Directions for this task: Search the material for the string "المحدثين", then return every line where it is found.
--- Source data ---
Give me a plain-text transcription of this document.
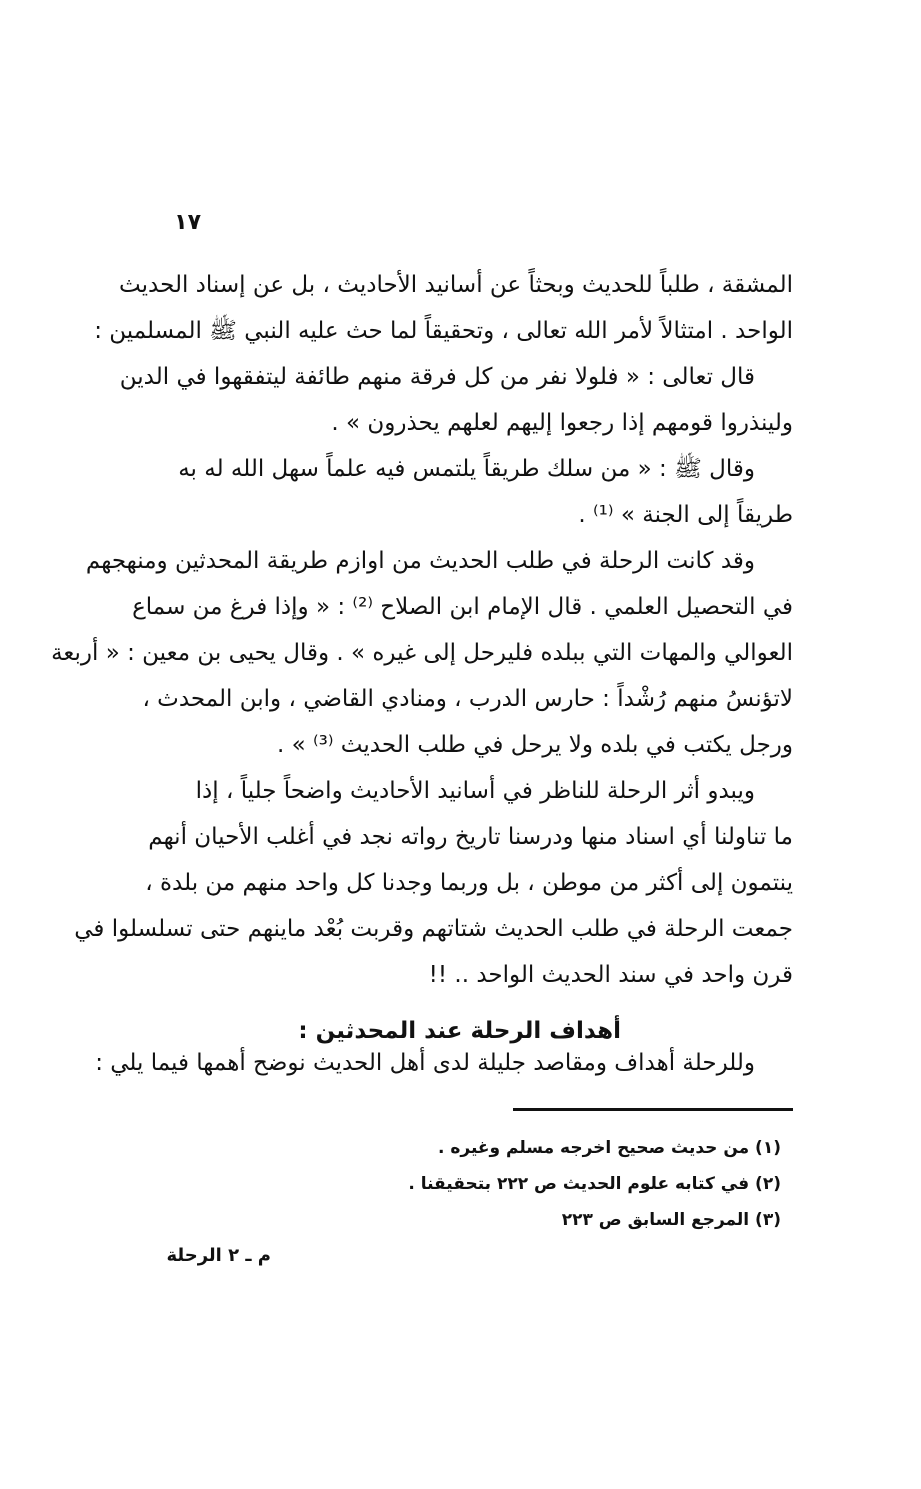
١٧

المشقة ، طلباً للحديث وبحثاً عن أسانيد الأحاديث ، بل عن إسناد الحديث
الواحد . امتثالاً لأمر الله تعالى ، وتحقيقاً لما حث عليه النبي ﷺ المسلمين :
قال تعالى : « فلولا نفر من كل فرقة منهم طائفة ليتفقهوا في الدين
ولينذروا قومهم إذا رجعوا إليهم لعلهم يحذرون » .
وقال ﷺ : « من سلك طريقاً يلتمس فيه علماً سهل الله له به
طريقاً إلى الجنة » ⁽¹⁾ .
وقد كانت الرحلة في طلب الحديث من اوازم طريقة المحدثين ومنهجهم
في التحصيل العلمي . قال الإمام ابن الصلاح ⁽²⁾ : « وإذا فرغ من سماع
العوالي والمهات التي ببلده فليرحل إلى غيره » . وقال يحيى بن معين : « أربعة
لاتؤنسُ منهم رُشْداً : حارس الدرب ، ومنادي القاضي ، وابن المحدث ،
ورجل يكتب في بلده ولا يرحل في طلب الحديث ⁽³⁾ » .
ويبدو أثر الرحلة للناظر في أسانيد الأحاديث واضحاً جلياً ، إذا
ما تناولنا أي اسناد منها ودرسنا تاريخ رواته نجد في أغلب الأحيان أنهم
ينتمون إلى أكثر من موطن ، بل وربما وجدنا كل واحد منهم من بلدة ،
جمعت الرحلة في طلب الحديث شتاتهم وقربت بُعْد ماينهم حتى تسلسلوا في
قرن واحد في سند الحديث الواحد .. !!

أهداف الرحلة عند المحدثين :

وللرحلة أهداف ومقاصد جليلة لدى أهل الحديث نوضح أهمها فيما يلي :

(١) من حديث صحيح اخرجه مسلم وغيره .
(٢) في كتابه علوم الحديث ص ٢٢٢ بتحقيقنا .
(٣) المرجع السابق ص ٢٢٣
م ـ ٢ الرحلة
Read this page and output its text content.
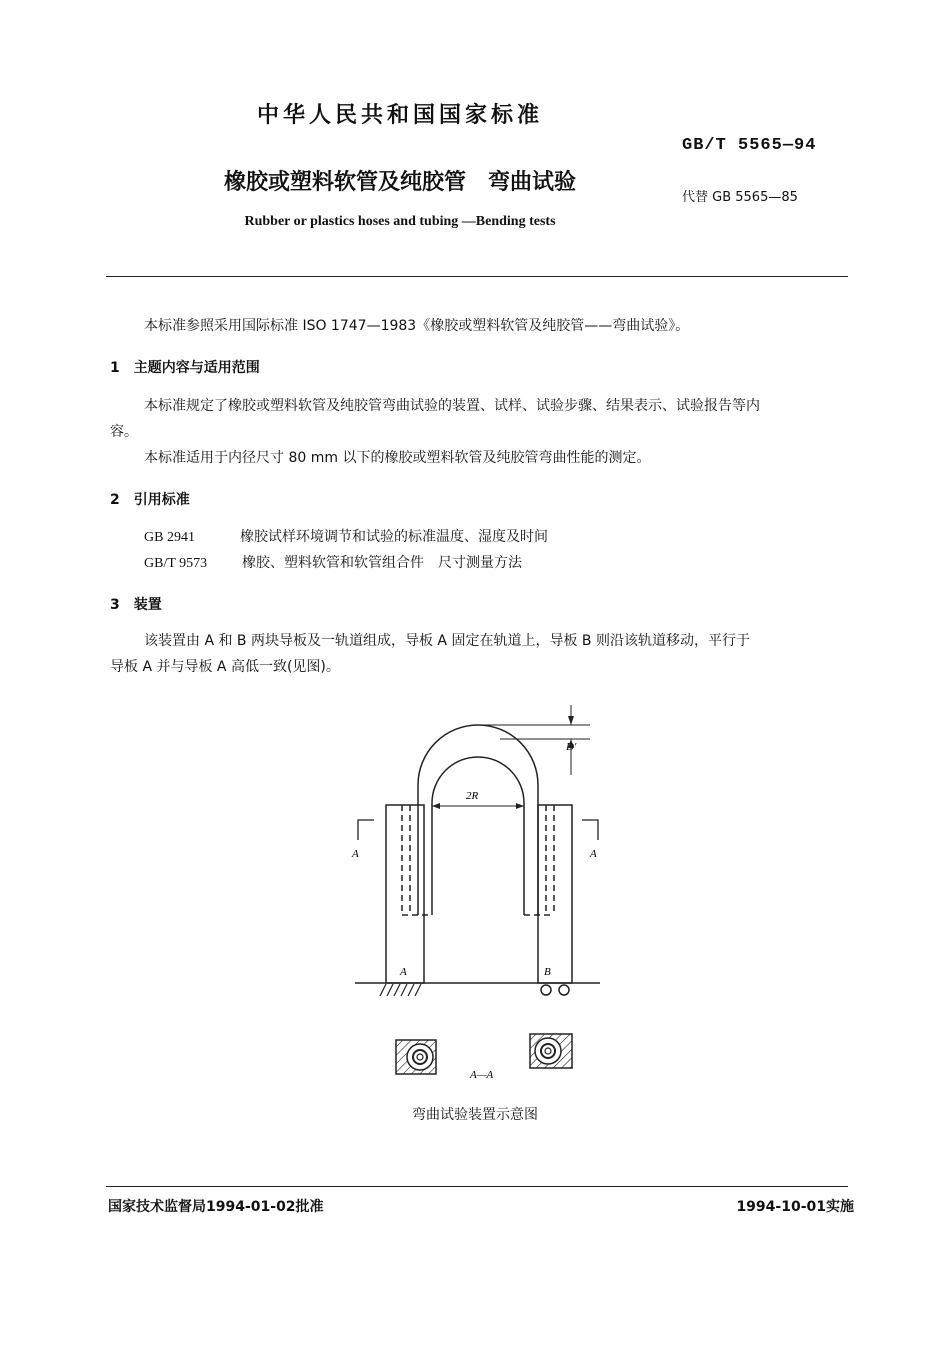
中华人民共和国国家标准
GB/T 5565—94
橡胶或塑料软管及纯胶管　弯曲试验
代替 GB 5565—85
Rubber or plastics hoses and tubing —Bending tests
本标准参照采用国际标准 ISO 1747—1983《橡胶或塑料软管及纯胶管——弯曲试验》。
1　主题内容与适用范围
本标准规定了橡胶或塑料软管及纯胶管弯曲试验的装置、试样、试验步骤、结果表示、试验报告等内
容。
本标准适用于内径尺寸 80 mm 以下的橡胶或塑料软管及纯胶管弯曲性能的测定。
2　引用标准
GB 2941	橡胶试样环境调节和试验的标准温度、湿度及时间
GB/T 9573 橡胶、塑料软管和软管组合件　尺寸测量方法
3　装置
该装置由 A 和 B 两块导板及一轨道组成，导板 A 固定在轨道上，导板 B 则沿该轨道移动，平行于
导板 A 并与导板 A 高低一致(见图)。
D′
2R
A	A
A	B
A—A
弯曲试验装置示意图
国家技术监督局1994-01-02批准	1994-10-01实施
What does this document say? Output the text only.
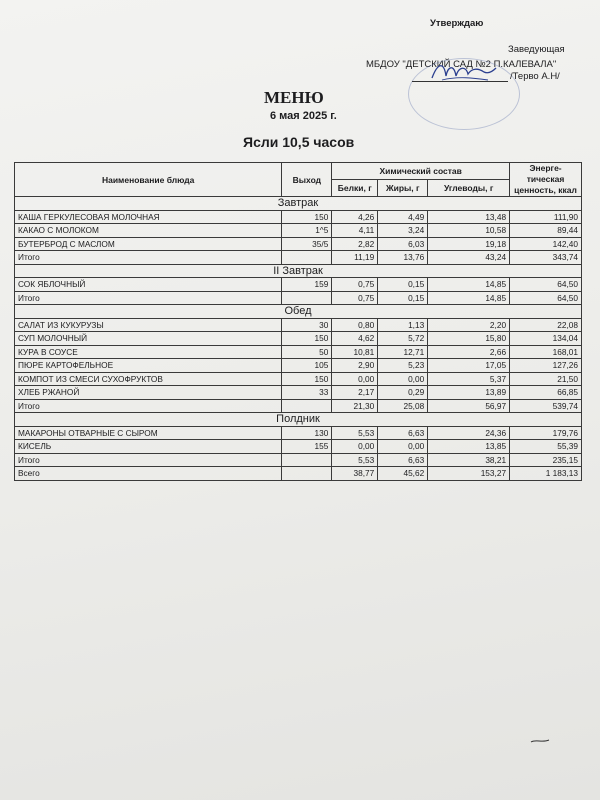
Утверждаю
Заведующая
МБДОУ "ДЕТСКИЙ САД №2 П.КАЛЕВАЛА"
/Терво А.Н/
МЕНЮ
6 мая 2025 г.
Ясли 10,5 часов
Наименование блюда	Выход	Химический состав			Энерге-тическая ценность, ккал
		Белки, г	Жиры, г	Углеводы, г	
Завтрак					
КАША ГЕРКУЛЕСОВАЯ МОЛОЧНАЯ	150	4,26	4,49	13,48	111,90
КАКАО С МОЛОКОМ	1^5	4,11	3,24	10,58	89,44
БУТЕРБРОД С МАСЛОМ	35/5	2,82	6,03	19,18	142,40
Итого		11,19	13,76	43,24	343,74
II Завтрак					
СОК ЯБЛОЧНЫЙ	159	0,75	0,15	14,85	64,50
Итого		0,75	0,15	14,85	64,50
Обед					
САЛАТ ИЗ КУКУРУЗЫ	30	0,80	1,13	2,20	22,08
СУП МОЛОЧНЫЙ	150	4,62	5,72	15,80	134,04
КУРА В СОУСЕ	50	10,81	12,71	2,66	168,01
ПЮРЕ КАРТОФЕЛЬНОЕ	105	2,90	5,23	17,05	127,26
КОМПОТ ИЗ СМЕСИ СУХОФРУКТОВ	150	0,00	0,00	5,37	21,50
ХЛЕБ РЖАНОЙ	33	2,17	0,29	13,89	66,85
Итого		21,30	25,08	56,97	539,74
Полдник					
МАКАРОНЫ ОТВАРНЫЕ С СЫРОМ	130	5,53	6,63	24,36	179,76
КИСЕЛЬ	155	0,00	0,00	13,85	55,39
Итого		5,53	6,63	38,21	235,15
Всего		38,77	45,62	153,27	1 183,13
---
Written response:
وقد كانت الرحلة في طلب الحديث من اوازم طريقة المحدثين ومنهجهم
أهداف الرحلة عند المحدثين :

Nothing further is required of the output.